» **Goal**
Each line below should be quoted exactly, please.

» **Supplied information**
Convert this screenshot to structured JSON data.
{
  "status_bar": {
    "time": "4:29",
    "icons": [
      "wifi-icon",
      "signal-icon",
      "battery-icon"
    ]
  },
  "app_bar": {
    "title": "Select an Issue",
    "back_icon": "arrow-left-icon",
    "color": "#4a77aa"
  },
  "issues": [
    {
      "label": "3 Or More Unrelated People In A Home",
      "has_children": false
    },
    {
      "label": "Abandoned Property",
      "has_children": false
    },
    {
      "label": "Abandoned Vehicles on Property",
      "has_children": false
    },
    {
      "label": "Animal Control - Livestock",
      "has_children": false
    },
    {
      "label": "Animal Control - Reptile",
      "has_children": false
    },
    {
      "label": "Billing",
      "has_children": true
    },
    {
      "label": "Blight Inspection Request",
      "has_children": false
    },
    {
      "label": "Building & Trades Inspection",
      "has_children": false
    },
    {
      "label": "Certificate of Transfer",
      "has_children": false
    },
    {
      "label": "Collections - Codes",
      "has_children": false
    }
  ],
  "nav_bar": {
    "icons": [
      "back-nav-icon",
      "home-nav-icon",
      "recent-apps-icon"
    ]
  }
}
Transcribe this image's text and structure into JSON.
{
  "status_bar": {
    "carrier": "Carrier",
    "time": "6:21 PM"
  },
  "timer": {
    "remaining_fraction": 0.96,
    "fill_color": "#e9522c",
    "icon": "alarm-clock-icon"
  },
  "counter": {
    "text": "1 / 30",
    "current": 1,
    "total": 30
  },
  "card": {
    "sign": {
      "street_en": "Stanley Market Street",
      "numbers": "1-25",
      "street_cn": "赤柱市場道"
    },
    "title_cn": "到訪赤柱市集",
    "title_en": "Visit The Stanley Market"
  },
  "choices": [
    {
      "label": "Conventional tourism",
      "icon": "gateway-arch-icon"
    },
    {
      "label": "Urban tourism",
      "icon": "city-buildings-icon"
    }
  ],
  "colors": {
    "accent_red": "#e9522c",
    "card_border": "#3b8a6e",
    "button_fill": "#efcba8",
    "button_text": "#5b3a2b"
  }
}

» **Correct result**
Convert this screenshot to structured JSON data.
{
  "status_bar": {
    "time": "4:29",
    "icons": [
      "wifi-icon",
      "signal-icon",
      "battery-icon"
    ]
  },
  "app_bar": {
    "title": "Select an Issue",
    "back_icon": "arrow-left-icon",
    "color": "#4a77aa"
  },
  "issues": [
    {
      "label": "3 Or More Unrelated People In A Home",
      "has_children": false
    },
    {
      "label": "Abandoned Property",
      "has_children": false
    },
    {
      "label": "Abandoned Vehicles on Property",
      "has_children": false
    },
    {
      "label": "Animal Control - Livestock",
      "has_children": false
    },
    {
      "label": "Animal Control - Reptile",
      "has_children": false
    },
    {
      "label": "Billing",
      "has_children": true
    },
    {
      "label": "Blight Inspection Request",
      "has_children": false
    },
    {
      "label": "Building & Trades Inspection",
      "has_children": false
    },
    {
      "label": "Certificate of Transfer",
      "has_children": false
    },
    {
      "label": "Collections - Codes",
      "has_children": false
    }
  ],
  "nav_bar": {
    "icons": [
      "back-nav-icon",
      "home-nav-icon",
      "recent-apps-icon"
    ]
  }
}
Transcribe this image's text and structure into JSON.
{
  "status_bar": {
    "carrier": "Carrier",
    "time": "6:21 PM"
  },
  "timer": {
    "remaining_fraction": 0.96,
    "fill_color": "#e9522c",
    "icon": "alarm-clock-icon"
  },
  "counter": {
    "text": "1 / 30",
    "current": 1,
    "total": 30
  },
  "card": {
    "sign": {
      "street_en": "Stanley Market Street",
      "numbers": "1-25",
      "street_cn": "赤柱市場道"
    },
    "title_cn": "到訪赤柱市集",
    "title_en": "Visit The Stanley Market"
  },
  "choices": [
    {
      "label": "Conventional tourism",
      "icon": "gateway-arch-icon"
    },
    {
      "label": "Urban tourism",
      "icon": "city-buildings-icon"
    }
  ],
  "colors": {
    "accent_red": "#e9522c",
    "card_border": "#3b8a6e",
    "button_fill": "#efcba8",
    "button_text": "#5b3a2b"
  }
}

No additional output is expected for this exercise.